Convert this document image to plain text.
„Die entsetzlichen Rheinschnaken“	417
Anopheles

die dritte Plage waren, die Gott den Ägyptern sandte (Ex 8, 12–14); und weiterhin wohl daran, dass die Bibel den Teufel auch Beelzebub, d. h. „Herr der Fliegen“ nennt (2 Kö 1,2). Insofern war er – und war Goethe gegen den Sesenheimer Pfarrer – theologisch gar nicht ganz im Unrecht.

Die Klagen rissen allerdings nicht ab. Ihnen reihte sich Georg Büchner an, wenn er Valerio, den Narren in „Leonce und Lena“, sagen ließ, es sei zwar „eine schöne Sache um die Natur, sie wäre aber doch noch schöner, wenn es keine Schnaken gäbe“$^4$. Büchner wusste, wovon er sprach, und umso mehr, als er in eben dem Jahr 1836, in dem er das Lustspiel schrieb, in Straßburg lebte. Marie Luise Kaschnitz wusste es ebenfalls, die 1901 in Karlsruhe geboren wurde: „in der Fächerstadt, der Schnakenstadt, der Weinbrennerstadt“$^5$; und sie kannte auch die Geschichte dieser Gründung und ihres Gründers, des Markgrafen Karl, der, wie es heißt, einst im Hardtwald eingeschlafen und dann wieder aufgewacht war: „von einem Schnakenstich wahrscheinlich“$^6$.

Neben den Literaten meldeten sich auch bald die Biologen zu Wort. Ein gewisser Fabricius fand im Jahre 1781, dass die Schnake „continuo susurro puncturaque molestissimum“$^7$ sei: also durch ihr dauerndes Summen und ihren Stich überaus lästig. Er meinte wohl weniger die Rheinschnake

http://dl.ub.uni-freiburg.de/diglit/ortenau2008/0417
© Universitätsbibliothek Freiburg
◇ ◇ ◇ ◇ ◇ ◇ ◇
_INSTRUCTIONS FOR THE TASK_: Look for the word "wohl" in every line of the listing and copy the lines that have it.

_THE SOLUTION_:
die dritte Plage waren, die Gott den Ägyptern sandte (Ex 8, 12–14); und weiterhin wohl daran, dass die Bibel den Teufel auch Beelzebub, d. h. „Herr der Fliegen“ nennt (2 Kö 1,2). Insofern war er – und war Goethe gegen den Sesenheimer Pfarrer – theologisch gar nicht ganz im Unrecht.
Neben den Literaten meldeten sich auch bald die Biologen zu Wort. Ein gewisser Fabricius fand im Jahre 1781, dass die Schnake „continuo susurro puncturaque molestissimum“$^7$ sei: also durch ihr dauerndes Summen und ihren Stich überaus lästig. Er meinte wohl weniger die Rheinschnake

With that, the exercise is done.